### DESCRIPTION OF THE TASK
Please write out the material below exactly as given.

### INPUT DATA
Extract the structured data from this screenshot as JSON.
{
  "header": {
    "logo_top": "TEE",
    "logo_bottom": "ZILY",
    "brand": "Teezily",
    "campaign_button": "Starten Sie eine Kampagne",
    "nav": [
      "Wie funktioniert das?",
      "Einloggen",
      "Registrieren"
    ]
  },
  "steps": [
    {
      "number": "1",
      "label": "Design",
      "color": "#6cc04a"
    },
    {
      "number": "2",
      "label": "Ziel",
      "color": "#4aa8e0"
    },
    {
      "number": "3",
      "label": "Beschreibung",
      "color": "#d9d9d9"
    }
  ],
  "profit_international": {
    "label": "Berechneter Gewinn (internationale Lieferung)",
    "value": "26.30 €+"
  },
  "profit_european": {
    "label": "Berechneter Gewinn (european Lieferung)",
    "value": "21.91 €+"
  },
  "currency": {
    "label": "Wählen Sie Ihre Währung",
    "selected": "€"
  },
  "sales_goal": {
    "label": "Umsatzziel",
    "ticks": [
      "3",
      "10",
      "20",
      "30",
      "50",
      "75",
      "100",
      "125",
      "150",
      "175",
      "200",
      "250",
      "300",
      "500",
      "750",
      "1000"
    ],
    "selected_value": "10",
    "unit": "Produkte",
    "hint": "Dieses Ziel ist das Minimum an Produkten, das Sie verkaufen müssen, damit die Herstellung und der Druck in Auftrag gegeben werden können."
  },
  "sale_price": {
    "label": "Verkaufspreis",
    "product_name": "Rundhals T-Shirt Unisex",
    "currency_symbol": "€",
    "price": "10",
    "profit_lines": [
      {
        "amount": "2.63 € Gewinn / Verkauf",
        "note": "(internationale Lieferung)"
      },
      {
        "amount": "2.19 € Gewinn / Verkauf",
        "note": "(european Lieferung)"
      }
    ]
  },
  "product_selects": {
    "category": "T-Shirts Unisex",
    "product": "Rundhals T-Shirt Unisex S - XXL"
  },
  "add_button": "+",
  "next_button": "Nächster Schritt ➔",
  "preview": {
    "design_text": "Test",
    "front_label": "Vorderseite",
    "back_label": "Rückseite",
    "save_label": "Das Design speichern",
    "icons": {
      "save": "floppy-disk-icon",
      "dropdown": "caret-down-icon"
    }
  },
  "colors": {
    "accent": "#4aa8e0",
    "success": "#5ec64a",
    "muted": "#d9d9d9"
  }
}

### CORRECT ANSWER
Extract the structured data from this screenshot as JSON.
{
  "header": {
    "logo_top": "TEE",
    "logo_bottom": "ZILY",
    "brand": "Teezily",
    "campaign_button": "Starten Sie eine Kampagne",
    "nav": [
      "Wie funktioniert das?",
      "Einloggen",
      "Registrieren"
    ]
  },
  "steps": [
    {
      "number": "1",
      "label": "Design",
      "color": "#6cc04a"
    },
    {
      "number": "2",
      "label": "Ziel",
      "color": "#4aa8e0"
    },
    {
      "number": "3",
      "label": "Beschreibung",
      "color": "#d9d9d9"
    }
  ],
  "profit_international": {
    "label": "Berechneter Gewinn (internationale Lieferung)",
    "value": "26.30 €+"
  },
  "profit_european": {
    "label": "Berechneter Gewinn (european Lieferung)",
    "value": "21.91 €+"
  },
  "currency": {
    "label": "Wählen Sie Ihre Währung",
    "selected": "€"
  },
  "sales_goal": {
    "label": "Umsatzziel",
    "ticks": [
      "3",
      "10",
      "20",
      "30",
      "50",
      "75",
      "100",
      "125",
      "150",
      "175",
      "200",
      "250",
      "300",
      "500",
      "750",
      "1000"
    ],
    "selected_value": "10",
    "unit": "Produkte",
    "hint": "Dieses Ziel ist das Minimum an Produkten, das Sie verkaufen müssen, damit die Herstellung und der Druck in Auftrag gegeben werden können."
  },
  "sale_price": {
    "label": "Verkaufspreis",
    "product_name": "Rundhals T-Shirt Unisex",
    "currency_symbol": "€",
    "price": "10",
    "profit_lines": [
      {
        "amount": "2.63 € Gewinn / Verkauf",
        "note": "(internationale Lieferung)"
      },
      {
        "amount": "2.19 € Gewinn / Verkauf",
        "note": "(european Lieferung)"
      }
    ]
  },
  "product_selects": {
    "category": "T-Shirts Unisex",
    "product": "Rundhals T-Shirt Unisex S - XXL"
  },
  "add_button": "+",
  "next_button": "Nächster Schritt ➔",
  "preview": {
    "design_text": "Test",
    "front_label": "Vorderseite",
    "back_label": "Rückseite",
    "save_label": "Das Design speichern",
    "icons": {
      "save": "floppy-disk-icon",
      "dropdown": "caret-down-icon"
    }
  },
  "colors": {
    "accent": "#4aa8e0",
    "success": "#5ec64a",
    "muted": "#d9d9d9"
  }
}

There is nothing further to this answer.